▶ Task description:
Go through the entries below and write each one out exactly.

※

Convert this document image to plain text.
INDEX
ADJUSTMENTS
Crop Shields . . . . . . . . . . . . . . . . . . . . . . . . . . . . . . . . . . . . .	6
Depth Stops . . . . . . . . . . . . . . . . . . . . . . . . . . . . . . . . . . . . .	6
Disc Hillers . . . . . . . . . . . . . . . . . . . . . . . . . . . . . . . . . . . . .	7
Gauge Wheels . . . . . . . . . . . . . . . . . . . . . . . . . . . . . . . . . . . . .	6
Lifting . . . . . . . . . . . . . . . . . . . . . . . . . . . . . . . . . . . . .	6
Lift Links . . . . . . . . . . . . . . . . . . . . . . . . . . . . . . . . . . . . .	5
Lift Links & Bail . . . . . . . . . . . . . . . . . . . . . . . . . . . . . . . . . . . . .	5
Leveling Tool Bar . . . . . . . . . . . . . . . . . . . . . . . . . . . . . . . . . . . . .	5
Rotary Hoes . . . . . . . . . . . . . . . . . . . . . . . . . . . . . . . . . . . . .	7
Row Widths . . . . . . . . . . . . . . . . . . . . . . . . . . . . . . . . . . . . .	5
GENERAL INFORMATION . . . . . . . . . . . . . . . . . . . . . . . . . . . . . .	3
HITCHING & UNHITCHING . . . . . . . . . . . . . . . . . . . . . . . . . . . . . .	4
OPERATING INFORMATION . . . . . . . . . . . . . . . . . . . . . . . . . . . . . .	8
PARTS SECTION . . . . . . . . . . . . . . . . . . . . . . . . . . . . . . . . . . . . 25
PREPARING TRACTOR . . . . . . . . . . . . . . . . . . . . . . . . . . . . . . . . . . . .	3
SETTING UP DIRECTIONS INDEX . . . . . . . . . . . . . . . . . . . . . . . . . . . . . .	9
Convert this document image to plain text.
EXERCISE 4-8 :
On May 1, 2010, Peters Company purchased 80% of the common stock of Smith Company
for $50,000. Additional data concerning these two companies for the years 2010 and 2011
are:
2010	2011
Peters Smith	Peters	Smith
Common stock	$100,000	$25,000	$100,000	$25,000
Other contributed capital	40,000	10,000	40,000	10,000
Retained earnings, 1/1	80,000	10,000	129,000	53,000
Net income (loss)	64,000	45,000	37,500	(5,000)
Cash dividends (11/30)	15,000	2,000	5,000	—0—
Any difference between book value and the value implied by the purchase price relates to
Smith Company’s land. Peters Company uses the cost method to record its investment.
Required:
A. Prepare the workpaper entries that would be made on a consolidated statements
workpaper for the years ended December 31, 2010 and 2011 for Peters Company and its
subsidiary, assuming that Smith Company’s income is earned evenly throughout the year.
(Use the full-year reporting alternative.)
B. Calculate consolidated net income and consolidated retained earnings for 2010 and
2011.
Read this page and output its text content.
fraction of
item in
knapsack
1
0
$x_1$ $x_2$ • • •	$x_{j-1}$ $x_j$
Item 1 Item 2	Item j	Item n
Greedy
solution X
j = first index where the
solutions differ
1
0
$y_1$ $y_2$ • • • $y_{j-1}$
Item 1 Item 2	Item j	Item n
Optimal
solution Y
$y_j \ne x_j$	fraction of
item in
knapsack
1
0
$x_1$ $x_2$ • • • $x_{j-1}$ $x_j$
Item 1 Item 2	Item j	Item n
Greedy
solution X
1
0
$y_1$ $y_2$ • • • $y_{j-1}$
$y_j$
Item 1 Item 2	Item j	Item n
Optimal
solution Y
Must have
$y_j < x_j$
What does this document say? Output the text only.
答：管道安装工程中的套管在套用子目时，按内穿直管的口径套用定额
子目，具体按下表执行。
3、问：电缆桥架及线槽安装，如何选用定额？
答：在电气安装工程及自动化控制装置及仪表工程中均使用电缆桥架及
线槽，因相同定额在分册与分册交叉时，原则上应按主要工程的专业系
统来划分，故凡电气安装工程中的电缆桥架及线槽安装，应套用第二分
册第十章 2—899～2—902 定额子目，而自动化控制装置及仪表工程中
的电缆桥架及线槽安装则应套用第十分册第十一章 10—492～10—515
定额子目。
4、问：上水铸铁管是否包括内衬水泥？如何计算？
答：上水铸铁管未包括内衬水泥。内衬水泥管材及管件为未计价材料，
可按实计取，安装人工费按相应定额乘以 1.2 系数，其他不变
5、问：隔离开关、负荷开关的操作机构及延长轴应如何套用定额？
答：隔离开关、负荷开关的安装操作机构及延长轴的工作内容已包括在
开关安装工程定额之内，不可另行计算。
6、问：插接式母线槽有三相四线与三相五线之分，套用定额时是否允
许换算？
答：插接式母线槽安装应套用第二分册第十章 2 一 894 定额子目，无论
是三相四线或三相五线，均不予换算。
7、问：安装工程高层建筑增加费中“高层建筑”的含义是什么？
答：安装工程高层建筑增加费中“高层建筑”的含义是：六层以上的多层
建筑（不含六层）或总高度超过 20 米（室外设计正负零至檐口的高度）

※

▶ Complete response:
Convert this document image to plain text.
INDEX
ADJUSTMENTS
Crop Shields . . . . . . . . . . . . . . . . . . . . . . . . . . . . . . . . . . . . .	6
Depth Stops . . . . . . . . . . . . . . . . . . . . . . . . . . . . . . . . . . . . .	6
Disc Hillers . . . . . . . . . . . . . . . . . . . . . . . . . . . . . . . . . . . . .	7
Gauge Wheels . . . . . . . . . . . . . . . . . . . . . . . . . . . . . . . . . . . . .	6
Lifting . . . . . . . . . . . . . . . . . . . . . . . . . . . . . . . . . . . . .	6
Lift Links . . . . . . . . . . . . . . . . . . . . . . . . . . . . . . . . . . . . .	5
Lift Links & Bail . . . . . . . . . . . . . . . . . . . . . . . . . . . . . . . . . . . . .	5
Leveling Tool Bar . . . . . . . . . . . . . . . . . . . . . . . . . . . . . . . . . . . . .	5
Rotary Hoes . . . . . . . . . . . . . . . . . . . . . . . . . . . . . . . . . . . . .	7
Row Widths . . . . . . . . . . . . . . . . . . . . . . . . . . . . . . . . . . . . .	5
GENERAL INFORMATION . . . . . . . . . . . . . . . . . . . . . . . . . . . . . .	3
HITCHING & UNHITCHING . . . . . . . . . . . . . . . . . . . . . . . . . . . . . .	4
OPERATING INFORMATION . . . . . . . . . . . . . . . . . . . . . . . . . . . . . .	8
PARTS SECTION . . . . . . . . . . . . . . . . . . . . . . . . . . . . . . . . . . . . 25
PREPARING TRACTOR . . . . . . . . . . . . . . . . . . . . . . . . . . . . . . . . . . . .	3
SETTING UP DIRECTIONS INDEX . . . . . . . . . . . . . . . . . . . . . . . . . . . . . .	9
Convert this document image to plain text.
EXERCISE 4-8 :
On May 1, 2010, Peters Company purchased 80% of the common stock of Smith Company
for $50,000. Additional data concerning these two companies for the years 2010 and 2011
are:
2010	2011
Peters Smith	Peters	Smith
Common stock	$100,000	$25,000	$100,000	$25,000
Other contributed capital	40,000	10,000	40,000	10,000
Retained earnings, 1/1	80,000	10,000	129,000	53,000
Net income (loss)	64,000	45,000	37,500	(5,000)
Cash dividends (11/30)	15,000	2,000	5,000	—0—
Any difference between book value and the value implied by the purchase price relates to
Smith Company’s land. Peters Company uses the cost method to record its investment.
Required:
A. Prepare the workpaper entries that would be made on a consolidated statements
workpaper for the years ended December 31, 2010 and 2011 for Peters Company and its
subsidiary, assuming that Smith Company’s income is earned evenly throughout the year.
(Use the full-year reporting alternative.)
B. Calculate consolidated net income and consolidated retained earnings for 2010 and
2011.
Read this page and output its text content.
fraction of
item in
knapsack
1
0
$x_1$ $x_2$ • • •	$x_{j-1}$ $x_j$
Item 1 Item 2	Item j	Item n
Greedy
solution X
j = first index where the
solutions differ
1
0
$y_1$ $y_2$ • • • $y_{j-1}$
Item 1 Item 2	Item j	Item n
Optimal
solution Y
$y_j \ne x_j$	fraction of
item in
knapsack
1
0
$x_1$ $x_2$ • • • $x_{j-1}$ $x_j$
Item 1 Item 2	Item j	Item n
Greedy
solution X
1
0
$y_1$ $y_2$ • • • $y_{j-1}$
$y_j$
Item 1 Item 2	Item j	Item n
Optimal
solution Y
Must have
$y_j < x_j$
What does this document say? Output the text only.
答：管道安装工程中的套管在套用子目时，按内穿直管的口径套用定额
子目，具体按下表执行。
3、问：电缆桥架及线槽安装，如何选用定额？
答：在电气安装工程及自动化控制装置及仪表工程中均使用电缆桥架及
线槽，因相同定额在分册与分册交叉时，原则上应按主要工程的专业系
统来划分，故凡电气安装工程中的电缆桥架及线槽安装，应套用第二分
册第十章 2—899～2—902 定额子目，而自动化控制装置及仪表工程中
的电缆桥架及线槽安装则应套用第十分册第十一章 10—492～10—515
定额子目。
4、问：上水铸铁管是否包括内衬水泥？如何计算？
答：上水铸铁管未包括内衬水泥。内衬水泥管材及管件为未计价材料，
可按实计取，安装人工费按相应定额乘以 1.2 系数，其他不变
5、问：隔离开关、负荷开关的操作机构及延长轴应如何套用定额？
答：隔离开关、负荷开关的安装操作机构及延长轴的工作内容已包括在
开关安装工程定额之内，不可另行计算。
6、问：插接式母线槽有三相四线与三相五线之分，套用定额时是否允
许换算？
答：插接式母线槽安装应套用第二分册第十章 2 一 894 定额子目，无论
是三相四线或三相五线，均不予换算。
7、问：安装工程高层建筑增加费中“高层建筑”的含义是什么？
答：安装工程高层建筑增加费中“高层建筑”的含义是：六层以上的多层
建筑（不含六层）或总高度超过 20 米（室外设计正负零至檐口的高度）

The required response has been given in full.